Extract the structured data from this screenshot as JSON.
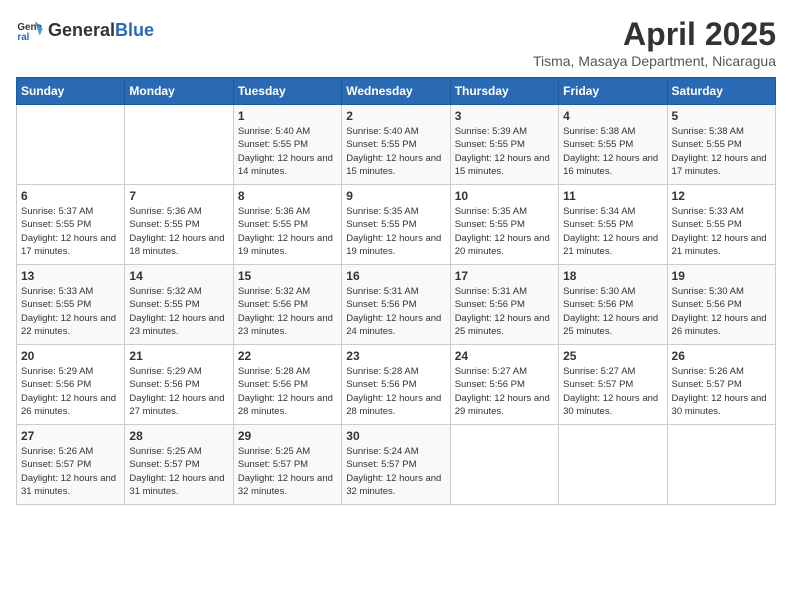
{
  "header": {
    "logo_general": "General",
    "logo_blue": "Blue",
    "month": "April 2025",
    "location": "Tisma, Masaya Department, Nicaragua"
  },
  "weekdays": [
    "Sunday",
    "Monday",
    "Tuesday",
    "Wednesday",
    "Thursday",
    "Friday",
    "Saturday"
  ],
  "weeks": [
    [
      {
        "day": "",
        "info": ""
      },
      {
        "day": "",
        "info": ""
      },
      {
        "day": "1",
        "info": "Sunrise: 5:40 AM\nSunset: 5:55 PM\nDaylight: 12 hours and 14 minutes."
      },
      {
        "day": "2",
        "info": "Sunrise: 5:40 AM\nSunset: 5:55 PM\nDaylight: 12 hours and 15 minutes."
      },
      {
        "day": "3",
        "info": "Sunrise: 5:39 AM\nSunset: 5:55 PM\nDaylight: 12 hours and 15 minutes."
      },
      {
        "day": "4",
        "info": "Sunrise: 5:38 AM\nSunset: 5:55 PM\nDaylight: 12 hours and 16 minutes."
      },
      {
        "day": "5",
        "info": "Sunrise: 5:38 AM\nSunset: 5:55 PM\nDaylight: 12 hours and 17 minutes."
      }
    ],
    [
      {
        "day": "6",
        "info": "Sunrise: 5:37 AM\nSunset: 5:55 PM\nDaylight: 12 hours and 17 minutes."
      },
      {
        "day": "7",
        "info": "Sunrise: 5:36 AM\nSunset: 5:55 PM\nDaylight: 12 hours and 18 minutes."
      },
      {
        "day": "8",
        "info": "Sunrise: 5:36 AM\nSunset: 5:55 PM\nDaylight: 12 hours and 19 minutes."
      },
      {
        "day": "9",
        "info": "Sunrise: 5:35 AM\nSunset: 5:55 PM\nDaylight: 12 hours and 19 minutes."
      },
      {
        "day": "10",
        "info": "Sunrise: 5:35 AM\nSunset: 5:55 PM\nDaylight: 12 hours and 20 minutes."
      },
      {
        "day": "11",
        "info": "Sunrise: 5:34 AM\nSunset: 5:55 PM\nDaylight: 12 hours and 21 minutes."
      },
      {
        "day": "12",
        "info": "Sunrise: 5:33 AM\nSunset: 5:55 PM\nDaylight: 12 hours and 21 minutes."
      }
    ],
    [
      {
        "day": "13",
        "info": "Sunrise: 5:33 AM\nSunset: 5:55 PM\nDaylight: 12 hours and 22 minutes."
      },
      {
        "day": "14",
        "info": "Sunrise: 5:32 AM\nSunset: 5:55 PM\nDaylight: 12 hours and 23 minutes."
      },
      {
        "day": "15",
        "info": "Sunrise: 5:32 AM\nSunset: 5:56 PM\nDaylight: 12 hours and 23 minutes."
      },
      {
        "day": "16",
        "info": "Sunrise: 5:31 AM\nSunset: 5:56 PM\nDaylight: 12 hours and 24 minutes."
      },
      {
        "day": "17",
        "info": "Sunrise: 5:31 AM\nSunset: 5:56 PM\nDaylight: 12 hours and 25 minutes."
      },
      {
        "day": "18",
        "info": "Sunrise: 5:30 AM\nSunset: 5:56 PM\nDaylight: 12 hours and 25 minutes."
      },
      {
        "day": "19",
        "info": "Sunrise: 5:30 AM\nSunset: 5:56 PM\nDaylight: 12 hours and 26 minutes."
      }
    ],
    [
      {
        "day": "20",
        "info": "Sunrise: 5:29 AM\nSunset: 5:56 PM\nDaylight: 12 hours and 26 minutes."
      },
      {
        "day": "21",
        "info": "Sunrise: 5:29 AM\nSunset: 5:56 PM\nDaylight: 12 hours and 27 minutes."
      },
      {
        "day": "22",
        "info": "Sunrise: 5:28 AM\nSunset: 5:56 PM\nDaylight: 12 hours and 28 minutes."
      },
      {
        "day": "23",
        "info": "Sunrise: 5:28 AM\nSunset: 5:56 PM\nDaylight: 12 hours and 28 minutes."
      },
      {
        "day": "24",
        "info": "Sunrise: 5:27 AM\nSunset: 5:56 PM\nDaylight: 12 hours and 29 minutes."
      },
      {
        "day": "25",
        "info": "Sunrise: 5:27 AM\nSunset: 5:57 PM\nDaylight: 12 hours and 30 minutes."
      },
      {
        "day": "26",
        "info": "Sunrise: 5:26 AM\nSunset: 5:57 PM\nDaylight: 12 hours and 30 minutes."
      }
    ],
    [
      {
        "day": "27",
        "info": "Sunrise: 5:26 AM\nSunset: 5:57 PM\nDaylight: 12 hours and 31 minutes."
      },
      {
        "day": "28",
        "info": "Sunrise: 5:25 AM\nSunset: 5:57 PM\nDaylight: 12 hours and 31 minutes."
      },
      {
        "day": "29",
        "info": "Sunrise: 5:25 AM\nSunset: 5:57 PM\nDaylight: 12 hours and 32 minutes."
      },
      {
        "day": "30",
        "info": "Sunrise: 5:24 AM\nSunset: 5:57 PM\nDaylight: 12 hours and 32 minutes."
      },
      {
        "day": "",
        "info": ""
      },
      {
        "day": "",
        "info": ""
      },
      {
        "day": "",
        "info": ""
      }
    ]
  ]
}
—————
→ **Short exercise**
Output an exact copy of the material, with the pictures removed.

→ **Answer to this exercise**
Extract the structured data from this screenshot as JSON.
{
  "header": {
    "logo_general": "General",
    "logo_blue": "Blue",
    "month": "April 2025",
    "location": "Tisma, Masaya Department, Nicaragua"
  },
  "weekdays": [
    "Sunday",
    "Monday",
    "Tuesday",
    "Wednesday",
    "Thursday",
    "Friday",
    "Saturday"
  ],
  "weeks": [
    [
      {
        "day": "",
        "info": ""
      },
      {
        "day": "",
        "info": ""
      },
      {
        "day": "1",
        "info": "Sunrise: 5:40 AM\nSunset: 5:55 PM\nDaylight: 12 hours and 14 minutes."
      },
      {
        "day": "2",
        "info": "Sunrise: 5:40 AM\nSunset: 5:55 PM\nDaylight: 12 hours and 15 minutes."
      },
      {
        "day": "3",
        "info": "Sunrise: 5:39 AM\nSunset: 5:55 PM\nDaylight: 12 hours and 15 minutes."
      },
      {
        "day": "4",
        "info": "Sunrise: 5:38 AM\nSunset: 5:55 PM\nDaylight: 12 hours and 16 minutes."
      },
      {
        "day": "5",
        "info": "Sunrise: 5:38 AM\nSunset: 5:55 PM\nDaylight: 12 hours and 17 minutes."
      }
    ],
    [
      {
        "day": "6",
        "info": "Sunrise: 5:37 AM\nSunset: 5:55 PM\nDaylight: 12 hours and 17 minutes."
      },
      {
        "day": "7",
        "info": "Sunrise: 5:36 AM\nSunset: 5:55 PM\nDaylight: 12 hours and 18 minutes."
      },
      {
        "day": "8",
        "info": "Sunrise: 5:36 AM\nSunset: 5:55 PM\nDaylight: 12 hours and 19 minutes."
      },
      {
        "day": "9",
        "info": "Sunrise: 5:35 AM\nSunset: 5:55 PM\nDaylight: 12 hours and 19 minutes."
      },
      {
        "day": "10",
        "info": "Sunrise: 5:35 AM\nSunset: 5:55 PM\nDaylight: 12 hours and 20 minutes."
      },
      {
        "day": "11",
        "info": "Sunrise: 5:34 AM\nSunset: 5:55 PM\nDaylight: 12 hours and 21 minutes."
      },
      {
        "day": "12",
        "info": "Sunrise: 5:33 AM\nSunset: 5:55 PM\nDaylight: 12 hours and 21 minutes."
      }
    ],
    [
      {
        "day": "13",
        "info": "Sunrise: 5:33 AM\nSunset: 5:55 PM\nDaylight: 12 hours and 22 minutes."
      },
      {
        "day": "14",
        "info": "Sunrise: 5:32 AM\nSunset: 5:55 PM\nDaylight: 12 hours and 23 minutes."
      },
      {
        "day": "15",
        "info": "Sunrise: 5:32 AM\nSunset: 5:56 PM\nDaylight: 12 hours and 23 minutes."
      },
      {
        "day": "16",
        "info": "Sunrise: 5:31 AM\nSunset: 5:56 PM\nDaylight: 12 hours and 24 minutes."
      },
      {
        "day": "17",
        "info": "Sunrise: 5:31 AM\nSunset: 5:56 PM\nDaylight: 12 hours and 25 minutes."
      },
      {
        "day": "18",
        "info": "Sunrise: 5:30 AM\nSunset: 5:56 PM\nDaylight: 12 hours and 25 minutes."
      },
      {
        "day": "19",
        "info": "Sunrise: 5:30 AM\nSunset: 5:56 PM\nDaylight: 12 hours and 26 minutes."
      }
    ],
    [
      {
        "day": "20",
        "info": "Sunrise: 5:29 AM\nSunset: 5:56 PM\nDaylight: 12 hours and 26 minutes."
      },
      {
        "day": "21",
        "info": "Sunrise: 5:29 AM\nSunset: 5:56 PM\nDaylight: 12 hours and 27 minutes."
      },
      {
        "day": "22",
        "info": "Sunrise: 5:28 AM\nSunset: 5:56 PM\nDaylight: 12 hours and 28 minutes."
      },
      {
        "day": "23",
        "info": "Sunrise: 5:28 AM\nSunset: 5:56 PM\nDaylight: 12 hours and 28 minutes."
      },
      {
        "day": "24",
        "info": "Sunrise: 5:27 AM\nSunset: 5:56 PM\nDaylight: 12 hours and 29 minutes."
      },
      {
        "day": "25",
        "info": "Sunrise: 5:27 AM\nSunset: 5:57 PM\nDaylight: 12 hours and 30 minutes."
      },
      {
        "day": "26",
        "info": "Sunrise: 5:26 AM\nSunset: 5:57 PM\nDaylight: 12 hours and 30 minutes."
      }
    ],
    [
      {
        "day": "27",
        "info": "Sunrise: 5:26 AM\nSunset: 5:57 PM\nDaylight: 12 hours and 31 minutes."
      },
      {
        "day": "28",
        "info": "Sunrise: 5:25 AM\nSunset: 5:57 PM\nDaylight: 12 hours and 31 minutes."
      },
      {
        "day": "29",
        "info": "Sunrise: 5:25 AM\nSunset: 5:57 PM\nDaylight: 12 hours and 32 minutes."
      },
      {
        "day": "30",
        "info": "Sunrise: 5:24 AM\nSunset: 5:57 PM\nDaylight: 12 hours and 32 minutes."
      },
      {
        "day": "",
        "info": ""
      },
      {
        "day": "",
        "info": ""
      },
      {
        "day": "",
        "info": ""
      }
    ]
  ]
}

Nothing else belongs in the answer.